Task instructions ▸ Please output every line of the material as it stands, without the pictures.

Extracted information ▸

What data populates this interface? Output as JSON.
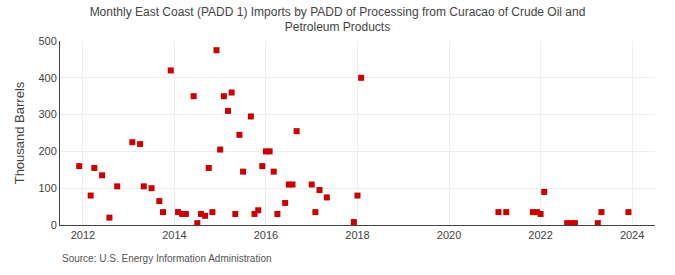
{
  "chart_data": {
    "type": "scatter",
    "title": "Monthly East Coast (PADD 1) Imports by PADD of Processing from Curacao of Crude Oil and\nPetroleum Products",
    "ylabel": "Thousand Barrels",
    "annotations": [
      "Source: U.S. Energy Information Administration"
    ],
    "color": "#cc0000",
    "marker": "square",
    "grid": true,
    "xlim": [
      2011.5,
      2024.5
    ],
    "ylim": [
      0,
      500
    ],
    "xticks": [
      2012,
      2014,
      2016,
      2018,
      2020,
      2022,
      2024
    ],
    "yticks": [
      0,
      100,
      200,
      300,
      400,
      500
    ],
    "x": [
      2011.92,
      2012.17,
      2012.25,
      2012.42,
      2012.58,
      2012.75,
      2013.08,
      2013.25,
      2013.33,
      2013.5,
      2013.67,
      2013.75,
      2013.92,
      2014.08,
      2014.17,
      2014.25,
      2014.42,
      2014.5,
      2014.58,
      2014.67,
      2014.75,
      2014.83,
      2014.92,
      2015.0,
      2015.08,
      2015.17,
      2015.25,
      2015.33,
      2015.42,
      2015.5,
      2015.67,
      2015.75,
      2015.83,
      2015.92,
      2016.0,
      2016.08,
      2016.17,
      2016.25,
      2016.42,
      2016.5,
      2016.58,
      2016.67,
      2017.0,
      2017.08,
      2017.17,
      2017.33,
      2017.92,
      2018.0,
      2018.08,
      2021.08,
      2021.25,
      2021.83,
      2021.92,
      2022.0,
      2022.08,
      2022.58,
      2022.67,
      2022.75,
      2023.25,
      2023.33,
      2023.92
    ],
    "values": [
      160,
      80,
      155,
      135,
      20,
      105,
      225,
      220,
      105,
      100,
      65,
      35,
      420,
      35,
      30,
      30,
      350,
      5,
      30,
      25,
      155,
      35,
      475,
      205,
      350,
      310,
      360,
      30,
      245,
      145,
      295,
      30,
      40,
      160,
      200,
      200,
      145,
      30,
      60,
      110,
      110,
      255,
      110,
      35,
      95,
      75,
      8,
      80,
      400,
      35,
      35,
      35,
      35,
      30,
      90,
      5,
      5,
      5,
      5,
      35,
      35
    ]
  }
}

Reply to the exercise ▸
What data populates this interface? Output as JSON.
{
  "chart_data": {
    "type": "scatter",
    "title": "Monthly East Coast (PADD 1) Imports by PADD of Processing from Curacao of Crude Oil and\nPetroleum Products",
    "ylabel": "Thousand Barrels",
    "annotations": [
      "Source: U.S. Energy Information Administration"
    ],
    "color": "#cc0000",
    "marker": "square",
    "grid": true,
    "xlim": [
      2011.5,
      2024.5
    ],
    "ylim": [
      0,
      500
    ],
    "xticks": [
      2012,
      2014,
      2016,
      2018,
      2020,
      2022,
      2024
    ],
    "yticks": [
      0,
      100,
      200,
      300,
      400,
      500
    ],
    "x": [
      2011.92,
      2012.17,
      2012.25,
      2012.42,
      2012.58,
      2012.75,
      2013.08,
      2013.25,
      2013.33,
      2013.5,
      2013.67,
      2013.75,
      2013.92,
      2014.08,
      2014.17,
      2014.25,
      2014.42,
      2014.5,
      2014.58,
      2014.67,
      2014.75,
      2014.83,
      2014.92,
      2015.0,
      2015.08,
      2015.17,
      2015.25,
      2015.33,
      2015.42,
      2015.5,
      2015.67,
      2015.75,
      2015.83,
      2015.92,
      2016.0,
      2016.08,
      2016.17,
      2016.25,
      2016.42,
      2016.5,
      2016.58,
      2016.67,
      2017.0,
      2017.08,
      2017.17,
      2017.33,
      2017.92,
      2018.0,
      2018.08,
      2021.08,
      2021.25,
      2021.83,
      2021.92,
      2022.0,
      2022.08,
      2022.58,
      2022.67,
      2022.75,
      2023.25,
      2023.33,
      2023.92
    ],
    "values": [
      160,
      80,
      155,
      135,
      20,
      105,
      225,
      220,
      105,
      100,
      65,
      35,
      420,
      35,
      30,
      30,
      350,
      5,
      30,
      25,
      155,
      35,
      475,
      205,
      350,
      310,
      360,
      30,
      245,
      145,
      295,
      30,
      40,
      160,
      200,
      200,
      145,
      30,
      60,
      110,
      110,
      255,
      110,
      35,
      95,
      75,
      8,
      80,
      400,
      35,
      35,
      35,
      35,
      30,
      90,
      5,
      5,
      5,
      5,
      35,
      35
    ]
  }
}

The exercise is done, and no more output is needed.